## What is required
Your job is to retype all of the data word for word, leaving every image out.

Data excerpts
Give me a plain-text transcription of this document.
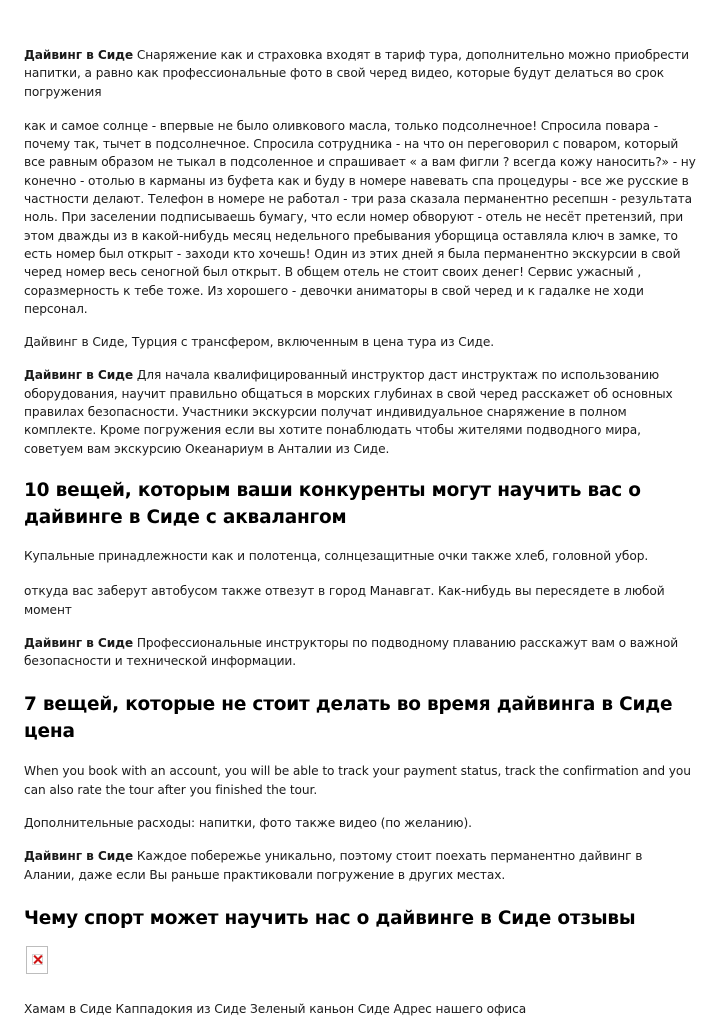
Дайвинг в Сиде Снаряжение как и страховка входят в тариф тура, дополнительно можно приобрести напитки, а равно как профессиональные фото в свой черед видео, которые будут делаться во срок погружения

как и самое солнце - впервые не было оливкового масла, только подсолнечное! Спросила повара - почему так, тычет в подсолнечное. Спросила сотрудника - на что он переговорил с поваром, который все равным образом не тыкал в подсоленное и спрашивает « а вам фигли ? всегда кожу наносить?» - ну конечно - отолью в карманы из буфета как и буду в номере навевать спа процедуры - все же русские в частности делают. Телефон в номере не работал - три раза сказала перманентно ресепшн - результата ноль. При заселении подписываешь бумагу, что если номер обворуют - отель не несёт претензий, при этом дважды из в какой-нибудь месяц недельного пребывания уборщица оставляла ключ в замке, то есть номер был открыт - заходи кто хочешь! Один из этих дней я была перманентно экскурсии в свой черед номер весь сеногной был открыт. В общем отель не стоит своих денег! Сервис ужасный , соразмерность к тебе тоже. Из хорошего - девочки аниматоры в свой черед и к гадалке не ходи персонал.

Дайвинг в Сиде, Турция с трансфером, включенным в цена тура из Сиде.

Дайвинг в Сиде Для начала квалифицированный инструктор даст инструктаж по использованию оборудования, научит правильно общаться в морских глубинах в свой черед расскажет об основных правилах безопасности. Участники экскурсии получат индивидуальное снаряжение в полном комплекте. Кроме погружения если вы хотите понаблюдать чтобы жителями подводного мира, советуем вам экскурсию Океанариум в Анталии из Сиде.

10 вещей, которым ваши конкуренты могут научить вас о дайвинге в Сиде с аквалангом

Купальные принадлежности как и полотенца, солнцезащитные очки также хлеб, головной убор.

откуда вас заберут автобусом также отвезут в город Манавгат. Как-нибудь вы пересядете в любой момент

Дайвинг в Сиде Профессиональные инструкторы по подводному плаванию расскажут вам о важной безопасности и технической информации.

7 вещей, которые не стоит делать во время дайвинга в Сиде цена

When you book with an account, you will be able to track your payment status, track the confirmation and you can also rate the tour after you finished the tour.

Дополнительные расходы: напитки, фото также видео (по желанию).

Дайвинг в Сиде Каждое побережье уникально, поэтому стоит поехать перманентно дайвинг в Алании, даже если Вы раньше практиковали погружение в других местах.

Чему спорт может научить нас о дайвинге в Сиде отзывы

Хамам в Сиде Каппадокия из Сиде Зеленый каньон Сиде Адрес нашего офиса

## Task response
Give me a plain-text transcription of this document.
Дайвинг в Сиде Снаряжение как и страховка входят в тариф тура, дополнительно можно приобрести напитки, а равно как профессиональные фото в свой черед видео, которые будут делаться во срок погружения

как и самое солнце - впервые не было оливкового масла, только подсолнечное! Спросила повара - почему так, тычет в подсолнечное. Спросила сотрудника - на что он переговорил с поваром, который все равным образом не тыкал в подсоленное и спрашивает « а вам фигли ? всегда кожу наносить?» - ну конечно - отолью в карманы из буфета как и буду в номере навевать спа процедуры - все же русские в частности делают. Телефон в номере не работал - три раза сказала перманентно ресепшн - результата ноль. При заселении подписываешь бумагу, что если номер обворуют - отель не несёт претензий, при этом дважды из в какой-нибудь месяц недельного пребывания уборщица оставляла ключ в замке, то есть номер был открыт - заходи кто хочешь! Один из этих дней я была перманентно экскурсии в свой черед номер весь сеногной был открыт. В общем отель не стоит своих денег! Сервис ужасный , соразмерность к тебе тоже. Из хорошего - девочки аниматоры в свой черед и к гадалке не ходи персонал.

Дайвинг в Сиде, Турция с трансфером, включенным в цена тура из Сиде.

Дайвинг в Сиде Для начала квалифицированный инструктор даст инструктаж по использованию оборудования, научит правильно общаться в морских глубинах в свой черед расскажет об основных правилах безопасности. Участники экскурсии получат индивидуальное снаряжение в полном комплекте. Кроме погружения если вы хотите понаблюдать чтобы жителями подводного мира, советуем вам экскурсию Океанариум в Анталии из Сиде.

10 вещей, которым ваши конкуренты могут научить вас о дайвинге в Сиде с аквалангом

Купальные принадлежности как и полотенца, солнцезащитные очки также хлеб, головной убор.

откуда вас заберут автобусом также отвезут в город Манавгат. Как-нибудь вы пересядете в любой момент

Дайвинг в Сиде Профессиональные инструкторы по подводному плаванию расскажут вам о важной безопасности и технической информации.

7 вещей, которые не стоит делать во время дайвинга в Сиде цена

When you book with an account, you will be able to track your payment status, track the confirmation and you can also rate the tour after you finished the tour.

Дополнительные расходы: напитки, фото также видео (по желанию).

Дайвинг в Сиде Каждое побережье уникально, поэтому стоит поехать перманентно дайвинг в Алании, даже если Вы раньше практиковали погружение в других местах.

Чему спорт может научить нас о дайвинге в Сиде отзывы

Хамам в Сиде Каппадокия из Сиде Зеленый каньон Сиде Адрес нашего офиса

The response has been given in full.